===== Information supplied
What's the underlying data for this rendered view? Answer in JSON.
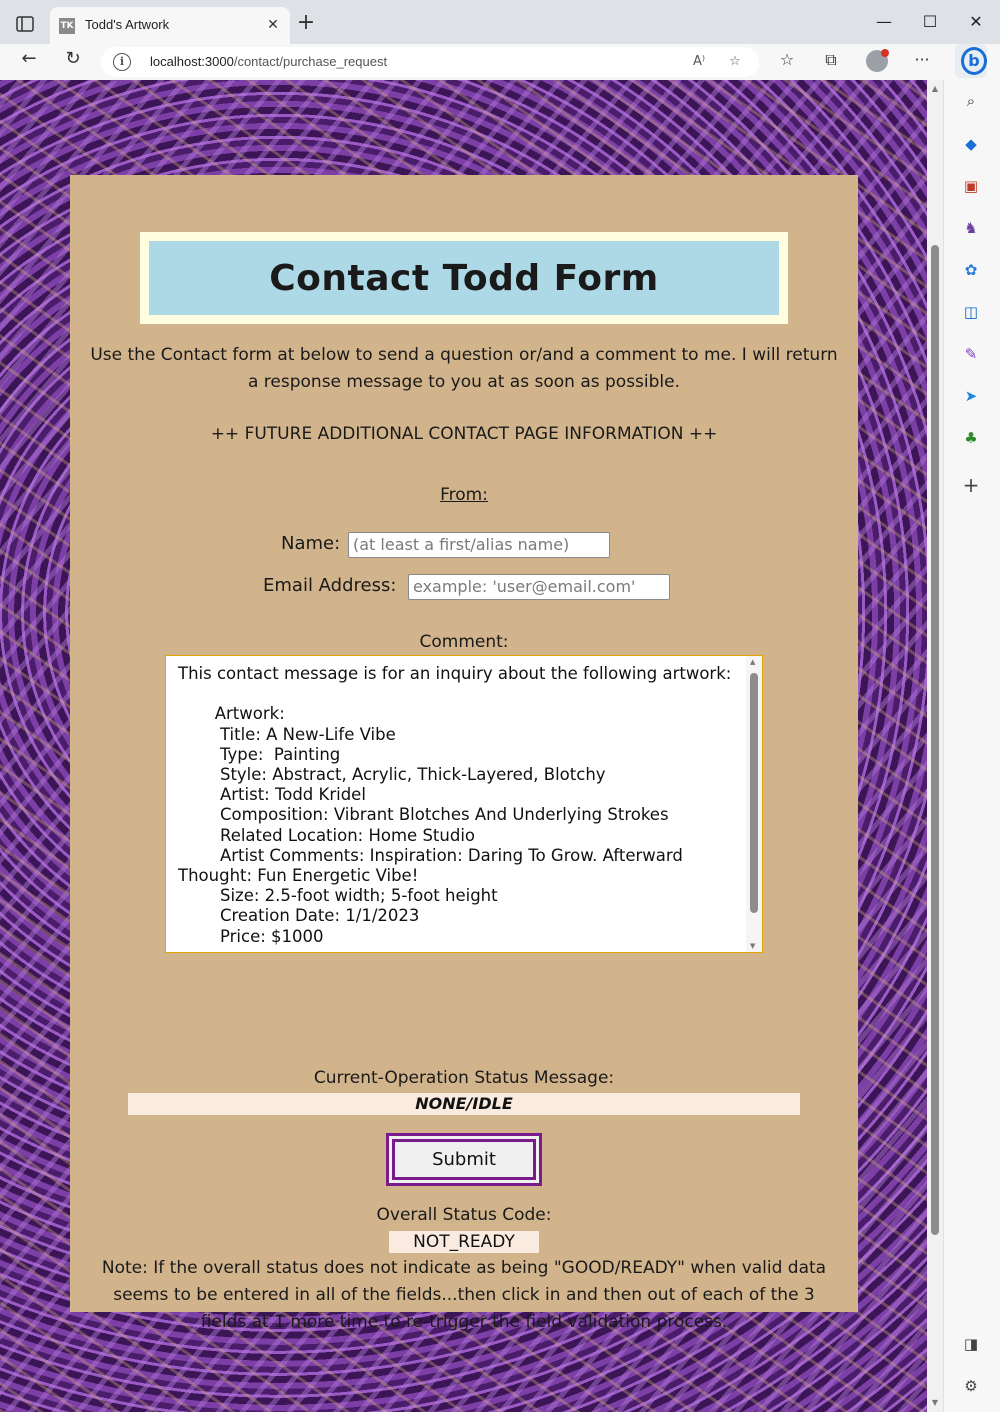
{
  "browser": {
    "tab_title": "Todd's Artwork",
    "tab_favicon_text": "TK",
    "url_host": "localhost:3000",
    "url_path": "/contact/purchase_request"
  },
  "page": {
    "title": "Contact Todd Form",
    "intro": "Use the Contact form at below to send a question or/and a comment to me. I will return a response message to you at as soon as possible.",
    "future_info": "++ FUTURE ADDITIONAL CONTACT PAGE INFORMATION ++",
    "from_label": "From:",
    "name_label": "Name:",
    "name_placeholder": "(at least a first/alias name)",
    "email_label": "Email Address:",
    "email_placeholder": "example: 'user@email.com'",
    "comment_label": "Comment:",
    "comment_text": "This contact message is for an inquiry about the following artwork:\n\n       Artwork:\n        Title: A New-Life Vibe\n        Type:  Painting\n        Style: Abstract, Acrylic, Thick-Layered, Blotchy\n        Artist: Todd Kridel\n        Composition: Vibrant Blotches And Underlying Strokes\n        Related Location: Home Studio\n        Artist Comments: Inspiration: Daring To Grow. Afterward Thought: Fun Energetic Vibe!\n        Size: 2.5-foot width; 5-foot height\n        Creation Date: 1/1/2023\n        Price: $1000",
    "status_message_label": "Current-Operation Status Message:",
    "status_message_value": "NONE/IDLE",
    "submit_label": "Submit",
    "overall_status_label": "Overall Status Code:",
    "overall_status_value": "NOT_READY",
    "note": "Note: If the overall status does not indicate as being \"GOOD/READY\" when valid data seems to be entered in all of the fields...then click in and then out of each of the 3 fields at 1 more time to re-trigger the field validation process."
  },
  "icons": {
    "tab_strip": "tab-actions-icon",
    "close_tab": "close-icon",
    "new_tab": "plus-icon",
    "back": "back-arrow-icon",
    "refresh": "refresh-icon",
    "site_info": "info-icon",
    "read_aloud": "read-aloud-icon",
    "add_favorite": "add-favorite-icon",
    "favorites": "favorites-icon",
    "collections": "collections-icon",
    "more": "ellipsis-icon",
    "bing": "bing-copilot-icon"
  }
}
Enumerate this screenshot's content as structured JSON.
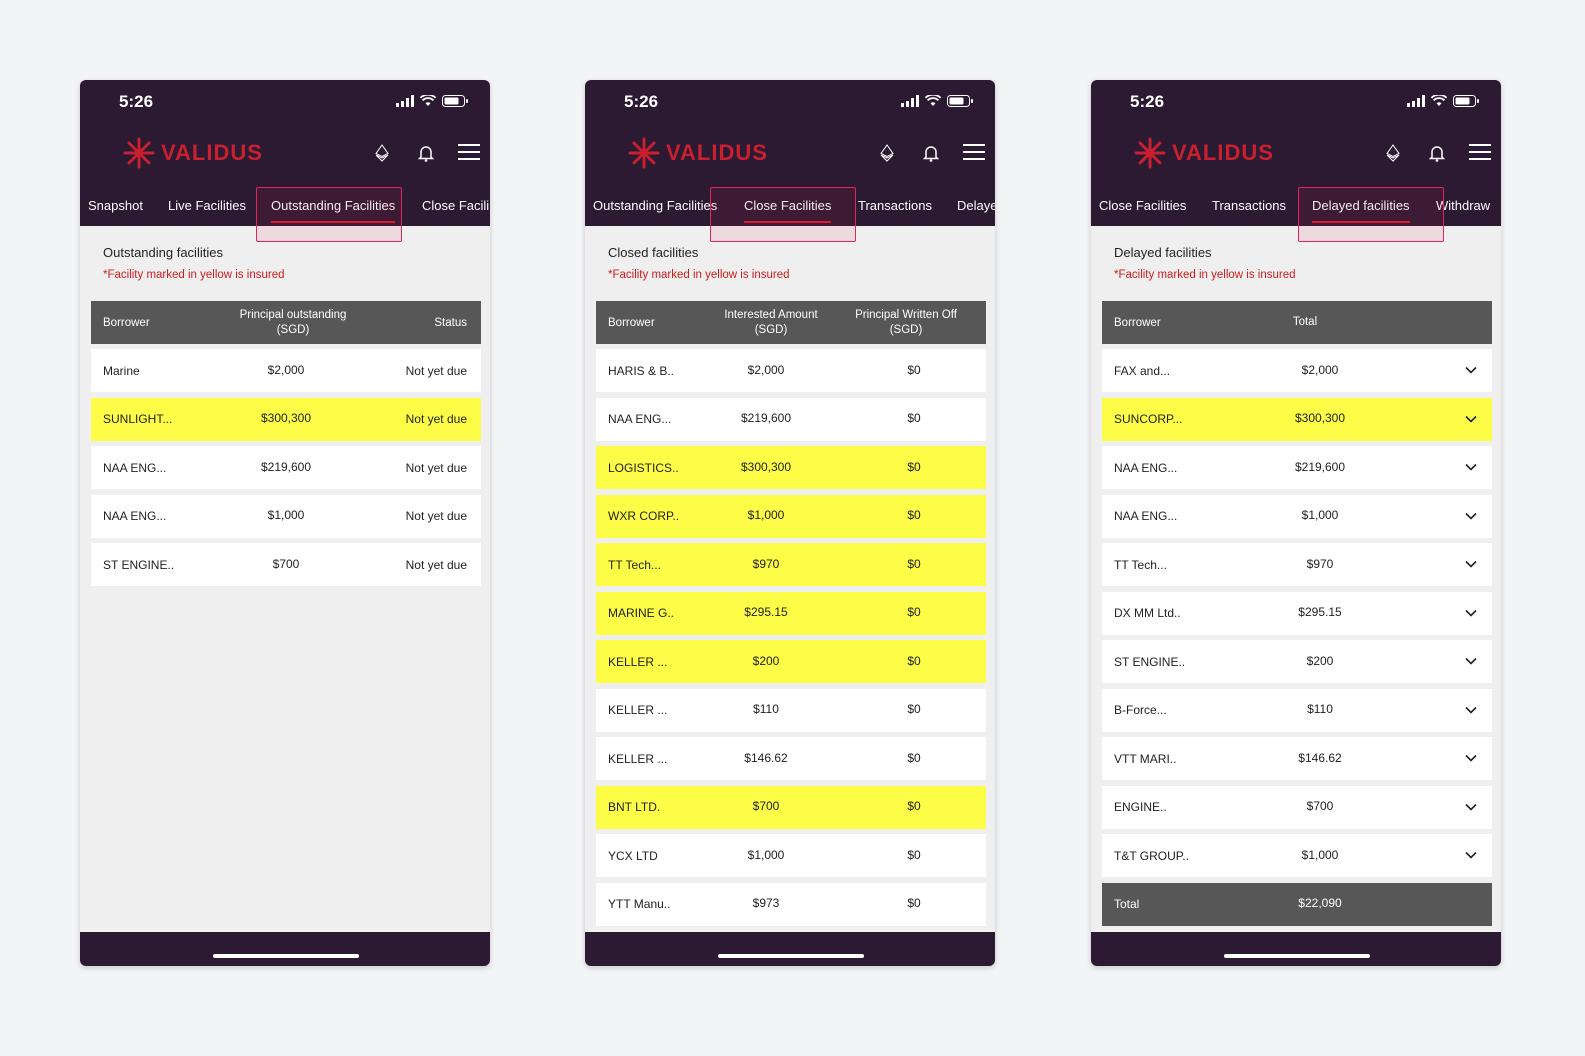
{
  "brand": {
    "name": "VALIDUS",
    "color": "#c8202f"
  },
  "status_time": "5:26",
  "insured_color": "#fdfd47",
  "screens": [
    {
      "tabs": [
        "Snapshot",
        "Live Facilities",
        "Outstanding Facilities",
        "Close Facili"
      ],
      "active_tab": "Outstanding Facilities",
      "title": "Outstanding facilities",
      "note": "*Facility marked in yellow is insured",
      "headers": [
        "Borrower",
        "Principal outstanding\n(SGD)",
        "Status"
      ],
      "rows": [
        {
          "borrower": "Marine",
          "amount": "$2,000",
          "status": "Not yet due",
          "insured": false
        },
        {
          "borrower": "SUNLIGHT...",
          "amount": "$300,300",
          "status": "Not yet due",
          "insured": true
        },
        {
          "borrower": "NAA ENG...",
          "amount": "$219,600",
          "status": "Not yet due",
          "insured": false
        },
        {
          "borrower": "NAA ENG...",
          "amount": "$1,000",
          "status": "Not yet due",
          "insured": false
        },
        {
          "borrower": "ST ENGINE..",
          "amount": "$700",
          "status": "Not yet due",
          "insured": false
        }
      ]
    },
    {
      "tabs": [
        "Outstanding Facilities",
        "Close Facilities",
        "Transactions",
        "Delaye"
      ],
      "active_tab": "Close Facilities",
      "title": "Closed facilities",
      "note": "*Facility marked in yellow is insured",
      "headers": [
        "Borrower",
        "Interested Amount\n(SGD)",
        "Principal Written Off\n(SGD)"
      ],
      "rows": [
        {
          "borrower": "HARIS & B..",
          "amount": "$2,000",
          "written_off": "$0",
          "insured": false
        },
        {
          "borrower": "NAA ENG...",
          "amount": "$219,600",
          "written_off": "$0",
          "insured": false
        },
        {
          "borrower": "LOGISTICS..",
          "amount": "$300,300",
          "written_off": "$0",
          "insured": true
        },
        {
          "borrower": "WXR CORP..",
          "amount": "$1,000",
          "written_off": "$0",
          "insured": true
        },
        {
          "borrower": "TT Tech...",
          "amount": "$970",
          "written_off": "$0",
          "insured": true
        },
        {
          "borrower": "MARINE G..",
          "amount": "$295.15",
          "written_off": "$0",
          "insured": true
        },
        {
          "borrower": "KELLER ...",
          "amount": "$200",
          "written_off": "$0",
          "insured": true
        },
        {
          "borrower": "KELLER ...",
          "amount": "$110",
          "written_off": "$0",
          "insured": false
        },
        {
          "borrower": "KELLER ...",
          "amount": "$146.62",
          "written_off": "$0",
          "insured": false
        },
        {
          "borrower": "BNT LTD.",
          "amount": "$700",
          "written_off": "$0",
          "insured": true
        },
        {
          "borrower": "YCX LTD",
          "amount": "$1,000",
          "written_off": "$0",
          "insured": false
        },
        {
          "borrower": "YTT Manu..",
          "amount": "$973",
          "written_off": "$0",
          "insured": false
        }
      ]
    },
    {
      "tabs": [
        "Close Facilities",
        "Transactions",
        "Delayed facilities",
        "Withdraw"
      ],
      "active_tab": "Delayed facilities",
      "title": "Delayed facilities",
      "note": "*Facility marked in yellow is insured",
      "headers": [
        "Borrower",
        "Total"
      ],
      "rows": [
        {
          "borrower": "FAX and...",
          "amount": "$2,000",
          "insured": false
        },
        {
          "borrower": "SUNCORP...",
          "amount": "$300,300",
          "insured": true
        },
        {
          "borrower": "NAA ENG...",
          "amount": "$219,600",
          "insured": false
        },
        {
          "borrower": "NAA ENG...",
          "amount": "$1,000",
          "insured": false
        },
        {
          "borrower": "TT Tech...",
          "amount": "$970",
          "insured": false
        },
        {
          "borrower": "DX MM Ltd..",
          "amount": "$295.15",
          "insured": false
        },
        {
          "borrower": "ST ENGINE..",
          "amount": "$200",
          "insured": false
        },
        {
          "borrower": "B-Force...",
          "amount": "$110",
          "insured": false
        },
        {
          "borrower": "VTT MARI..",
          "amount": "$146.62",
          "insured": false
        },
        {
          "borrower": "ENGINE..",
          "amount": "$700",
          "insured": false
        },
        {
          "borrower": "T&T GROUP..",
          "amount": "$1,000",
          "insured": false
        }
      ],
      "total": {
        "label": "Total",
        "amount": "$22,090"
      }
    }
  ]
}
==========
What you are asked to do:
The data above should be repeated exactly, minus any pictures.

Written reply:
What's the underlying data for this rendered view? Answer in JSON.
{
  "browser": {
    "tab_title": "Todd's Artwork",
    "tab_favicon_text": "TK",
    "url_host": "localhost:3000",
    "url_path": "/contact/purchase_request"
  },
  "page": {
    "title": "Contact Todd Form",
    "intro": "Use the Contact form at below to send a question or/and a comment to me. I will return a response message to you at as soon as possible.",
    "future_info": "++ FUTURE ADDITIONAL CONTACT PAGE INFORMATION ++",
    "from_label": "From:",
    "name_label": "Name:",
    "name_placeholder": "(at least a first/alias name)",
    "email_label": "Email Address:",
    "email_placeholder": "example: 'user@email.com'",
    "comment_label": "Comment:",
    "comment_text": "This contact message is for an inquiry about the following artwork:\n\n       Artwork:\n        Title: A New-Life Vibe\n        Type:  Painting\n        Style: Abstract, Acrylic, Thick-Layered, Blotchy\n        Artist: Todd Kridel\n        Composition: Vibrant Blotches And Underlying Strokes\n        Related Location: Home Studio\n        Artist Comments: Inspiration: Daring To Grow. Afterward Thought: Fun Energetic Vibe!\n        Size: 2.5-foot width; 5-foot height\n        Creation Date: 1/1/2023\n        Price: $1000",
    "status_message_label": "Current-Operation Status Message:",
    "status_message_value": "NONE/IDLE",
    "submit_label": "Submit",
    "overall_status_label": "Overall Status Code:",
    "overall_status_value": "NOT_READY",
    "note": "Note: If the overall status does not indicate as being \"GOOD/READY\" when valid data seems to be entered in all of the fields...then click in and then out of each of the 3 fields at 1 more time to re-trigger the field validation process."
  },
  "icons": {
    "tab_strip": "tab-actions-icon",
    "close_tab": "close-icon",
    "new_tab": "plus-icon",
    "back": "back-arrow-icon",
    "refresh": "refresh-icon",
    "site_info": "info-icon",
    "read_aloud": "read-aloud-icon",
    "add_favorite": "add-favorite-icon",
    "favorites": "favorites-icon",
    "collections": "collections-icon",
    "more": "ellipsis-icon",
    "bing": "bing-copilot-icon"
  }
}
Enumerate this screenshot's content as structured JSON.
{
  "brand": {
    "name": "VALIDUS",
    "color": "#c8202f"
  },
  "status_time": "5:26",
  "insured_color": "#fdfd47",
  "screens": [
    {
      "tabs": [
        "Snapshot",
        "Live Facilities",
        "Outstanding Facilities",
        "Close Facili"
      ],
      "active_tab": "Outstanding Facilities",
      "title": "Outstanding facilities",
      "note": "*Facility marked in yellow is insured",
      "headers": [
        "Borrower",
        "Principal outstanding\n(SGD)",
        "Status"
      ],
      "rows": [
        {
          "borrower": "Marine",
          "amount": "$2,000",
          "status": "Not yet due",
          "insured": false
        },
        {
          "borrower": "SUNLIGHT...",
          "amount": "$300,300",
          "status": "Not yet due",
          "insured": true
        },
        {
          "borrower": "NAA ENG...",
          "amount": "$219,600",
          "status": "Not yet due",
          "insured": false
        },
        {
          "borrower": "NAA ENG...",
          "amount": "$1,000",
          "status": "Not yet due",
          "insured": false
        },
        {
          "borrower": "ST ENGINE..",
          "amount": "$700",
          "status": "Not yet due",
          "insured": false
        }
      ]
    },
    {
      "tabs": [
        "Outstanding Facilities",
        "Close Facilities",
        "Transactions",
        "Delaye"
      ],
      "active_tab": "Close Facilities",
      "title": "Closed facilities",
      "note": "*Facility marked in yellow is insured",
      "headers": [
        "Borrower",
        "Interested Amount\n(SGD)",
        "Principal Written Off\n(SGD)"
      ],
      "rows": [
        {
          "borrower": "HARIS & B..",
          "amount": "$2,000",
          "written_off": "$0",
          "insured": false
        },
        {
          "borrower": "NAA ENG...",
          "amount": "$219,600",
          "written_off": "$0",
          "insured": false
        },
        {
          "borrower": "LOGISTICS..",
          "amount": "$300,300",
          "written_off": "$0",
          "insured": true
        },
        {
          "borrower": "WXR CORP..",
          "amount": "$1,000",
          "written_off": "$0",
          "insured": true
        },
        {
          "borrower": "TT Tech...",
          "amount": "$970",
          "written_off": "$0",
          "insured": true
        },
        {
          "borrower": "MARINE G..",
          "amount": "$295.15",
          "written_off": "$0",
          "insured": true
        },
        {
          "borrower": "KELLER ...",
          "amount": "$200",
          "written_off": "$0",
          "insured": true
        },
        {
          "borrower": "KELLER ...",
          "amount": "$110",
          "written_off": "$0",
          "insured": false
        },
        {
          "borrower": "KELLER ...",
          "amount": "$146.62",
          "written_off": "$0",
          "insured": false
        },
        {
          "borrower": "BNT LTD.",
          "amount": "$700",
          "written_off": "$0",
          "insured": true
        },
        {
          "borrower": "YCX LTD",
          "amount": "$1,000",
          "written_off": "$0",
          "insured": false
        },
        {
          "borrower": "YTT Manu..",
          "amount": "$973",
          "written_off": "$0",
          "insured": false
        }
      ]
    },
    {
      "tabs": [
        "Close Facilities",
        "Transactions",
        "Delayed facilities",
        "Withdraw"
      ],
      "active_tab": "Delayed facilities",
      "title": "Delayed facilities",
      "note": "*Facility marked in yellow is insured",
      "headers": [
        "Borrower",
        "Total"
      ],
      "rows": [
        {
          "borrower": "FAX and...",
          "amount": "$2,000",
          "insured": false
        },
        {
          "borrower": "SUNCORP...",
          "amount": "$300,300",
          "insured": true
        },
        {
          "borrower": "NAA ENG...",
          "amount": "$219,600",
          "insured": false
        },
        {
          "borrower": "NAA ENG...",
          "amount": "$1,000",
          "insured": false
        },
        {
          "borrower": "TT Tech...",
          "amount": "$970",
          "insured": false
        },
        {
          "borrower": "DX MM Ltd..",
          "amount": "$295.15",
          "insured": false
        },
        {
          "borrower": "ST ENGINE..",
          "amount": "$200",
          "insured": false
        },
        {
          "borrower": "B-Force...",
          "amount": "$110",
          "insured": false
        },
        {
          "borrower": "VTT MARI..",
          "amount": "$146.62",
          "insured": false
        },
        {
          "borrower": "ENGINE..",
          "amount": "$700",
          "insured": false
        },
        {
          "borrower": "T&T GROUP..",
          "amount": "$1,000",
          "insured": false
        }
      ],
      "total": {
        "label": "Total",
        "amount": "$22,090"
      }
    }
  ]
}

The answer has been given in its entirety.